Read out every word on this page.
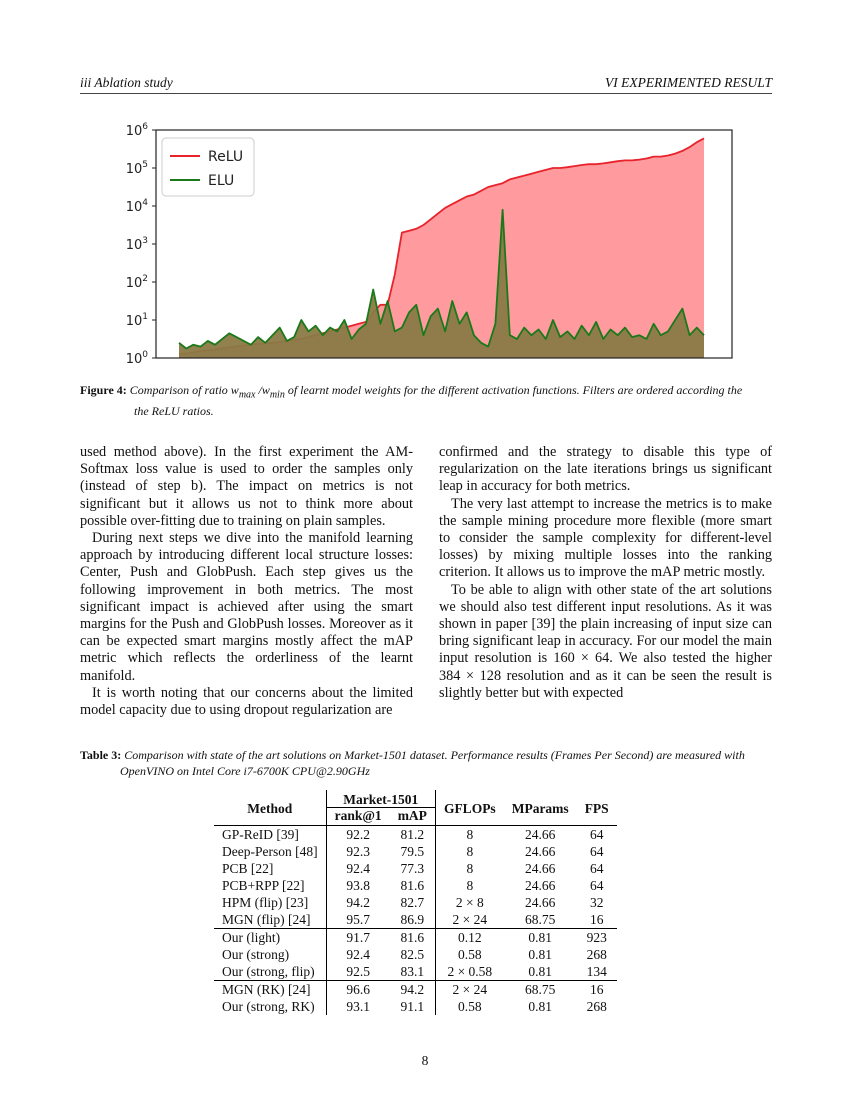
iii Ablation study	VI EXPERIMENTED RESULT
$10^0$
$10^1$
$10^2$
$10^3$
$10^4$
$10^5$
$10^6$
ReLU
ELU
Figure 4: Comparison of ratio $w_{max}$ $/w_{min}$ of learnt model weights for the different activation functions. Filters are ordered according the
the ReLU ratios.

used method above). In the first experiment the AM-Softmax loss value is used to order the samples only (instead of step b). The impact on metrics is not significant but it allows us not to think more about possible over-fitting due to training on plain samples.

During next steps we dive into the manifold learning approach by introducing different local structure losses: Center, Push and GlobPush. Each step gives us the following improvement in both metrics. The most significant impact is achieved after using the smart margins for the Push and GlobPush losses. Moreover as it can be expected smart margins mostly affect the mAP metric which reflects the orderliness of the learnt manifold.

It is worth noting that our concerns about the limited model capacity due to using dropout regularization are

confirmed and the strategy to disable this type of regularization on the late iterations brings us significant leap in accuracy for both metrics.

The very last attempt to increase the metrics is to make the sample mining procedure more flexible (more smart to consider the sample complexity for different-level losses) by mixing multiple losses into the ranking criterion. It allows us to improve the mAP metric mostly.

To be able to align with other state of the art solutions we should also test different input resolutions. As it was shown in paper [39] the plain increasing of input size can bring significant leap in accuracy. For our model the main input resolution is 160 × 64. We also tested the higher 384 × 128 resolution and as it can be seen the result is slightly better but with expected

Table 3: Comparison with state of the art solutions on Market-1501 dataset. Performance results (Frames Per Second) are measured with
OpenVINO on Intel Core i7-6700K CPU@2.90GHz
Method	Market-1501		GFLOPs	MParams	FPS
	rank@1	mAP			
GP-ReID [39]	92.2	81.2	8	24.66	64
Deep-Person [48]	92.3	79.5	8	24.66	64
PCB [22]	92.4	77.3	8	24.66	64
PCB+RPP [22]	93.8	81.6	8	24.66	64
HPM (flip) [23]	94.2	82.7	2 × 8	24.66	32
MGN (flip) [24]	95.7	86.9	2 × 24	68.75	16
Our (light)	91.7	81.6	0.12	0.81	923
Our (strong)	92.4	82.5	0.58	0.81	268
Our (strong, flip)	92.5	83.1	2 × 0.58	0.81	134
MGN (RK) [24]	96.6	94.2	2 × 24	68.75	16
Our (strong, RK)	93.1	91.1	0.58	0.81	268
8
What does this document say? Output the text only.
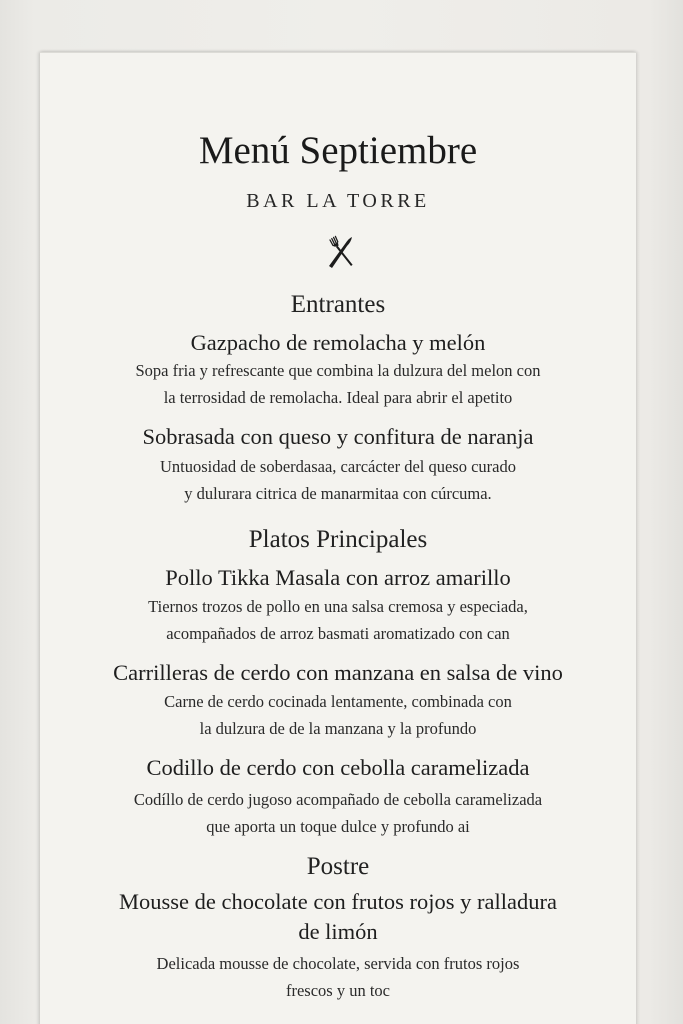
Menú Septiembre
BAR LA TORRE
Entrantes
Gazpacho de remolacha y melón
Sopa fria y refrescante que combina la dulzura del melon con
la terrosidad de remolacha. Ideal para abrir el apetito
Sobrasada con queso y confitura de naranja
Untuosidad de soberdasaa, carcácter del queso curado
y dulurara citrica de manarmitaa con cúrcuma.
Platos Principales
Pollo Tikka Masala con arroz amarillo
Tiernos trozos de pollo en una salsa cremosa y especiada,
acompañados de arroz basmati aromatizado con can
Carrilleras de cerdo con manzana en salsa de vino
Carne de cerdo cocinada lentamente, combinada con
la dulzura de de la manzana y la profundo
Codillo de cerdo con cebolla caramelizada
Codíllo de cerdo jugoso acompañado de cebolla caramelizada
que aporta un toque dulce y profundo ai
Postre
Mousse de chocolate con frutos rojos y ralladura
de limón
Delicada mousse de chocolate, servida con frutos rojos
frescos y un toc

• • •

▶ _WRITTEN REQUEST_:
Beginning at the line with "What does this" and ending at the last line of the listing above, retype each line exactly, including those two lines. Leave the pictures out.

▶ _FULL SOLUTION_:
What does this document say? Output the text only.
Menú Septiembre
BAR LA TORRE
Entrantes
Gazpacho de remolacha y melón
Sopa fria y refrescante que combina la dulzura del melon con
la terrosidad de remolacha. Ideal para abrir el apetito
Sobrasada con queso y confitura de naranja
Untuosidad de soberdasaa, carcácter del queso curado
y dulurara citrica de manarmitaa con cúrcuma.
Platos Principales
Pollo Tikka Masala con arroz amarillo
Tiernos trozos de pollo en una salsa cremosa y especiada,
acompañados de arroz basmati aromatizado con can
Carrilleras de cerdo con manzana en salsa de vino
Carne de cerdo cocinada lentamente, combinada con
la dulzura de de la manzana y la profundo
Codillo de cerdo con cebolla caramelizada
Codíllo de cerdo jugoso acompañado de cebolla caramelizada
que aporta un toque dulce y profundo ai
Postre
Mousse de chocolate con frutos rojos y ralladura
de limón
Delicada mousse de chocolate, servida con frutos rojos
frescos y un toc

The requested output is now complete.